Retype each record shown below, leaving every character as it is.
--- Data to process ---
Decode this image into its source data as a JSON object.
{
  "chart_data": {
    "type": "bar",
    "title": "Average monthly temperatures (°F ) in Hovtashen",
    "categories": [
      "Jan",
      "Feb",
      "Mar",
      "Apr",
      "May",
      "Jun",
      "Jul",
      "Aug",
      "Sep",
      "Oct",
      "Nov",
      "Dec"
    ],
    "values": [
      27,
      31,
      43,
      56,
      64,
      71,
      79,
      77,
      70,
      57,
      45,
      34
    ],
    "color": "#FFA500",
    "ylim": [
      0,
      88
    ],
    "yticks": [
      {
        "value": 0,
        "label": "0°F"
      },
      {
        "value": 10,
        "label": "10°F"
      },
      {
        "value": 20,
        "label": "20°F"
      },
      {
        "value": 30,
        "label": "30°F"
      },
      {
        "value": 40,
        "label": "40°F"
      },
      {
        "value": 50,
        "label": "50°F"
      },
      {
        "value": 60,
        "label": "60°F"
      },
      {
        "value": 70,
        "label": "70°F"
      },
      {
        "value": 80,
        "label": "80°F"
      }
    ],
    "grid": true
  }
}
---
__Output of the exercise__:
Decode this image into its source data as a JSON object.
{
  "chart_data": {
    "type": "bar",
    "title": "Average monthly temperatures (°F ) in Hovtashen",
    "categories": [
      "Jan",
      "Feb",
      "Mar",
      "Apr",
      "May",
      "Jun",
      "Jul",
      "Aug",
      "Sep",
      "Oct",
      "Nov",
      "Dec"
    ],
    "values": [
      27,
      31,
      43,
      56,
      64,
      71,
      79,
      77,
      70,
      57,
      45,
      34
    ],
    "color": "#FFA500",
    "ylim": [
      0,
      88
    ],
    "yticks": [
      {
        "value": 0,
        "label": "0°F"
      },
      {
        "value": 10,
        "label": "10°F"
      },
      {
        "value": 20,
        "label": "20°F"
      },
      {
        "value": 30,
        "label": "30°F"
      },
      {
        "value": 40,
        "label": "40°F"
      },
      {
        "value": 50,
        "label": "50°F"
      },
      {
        "value": 60,
        "label": "60°F"
      },
      {
        "value": 70,
        "label": "70°F"
      },
      {
        "value": 80,
        "label": "80°F"
      }
    ],
    "grid": true
  }
}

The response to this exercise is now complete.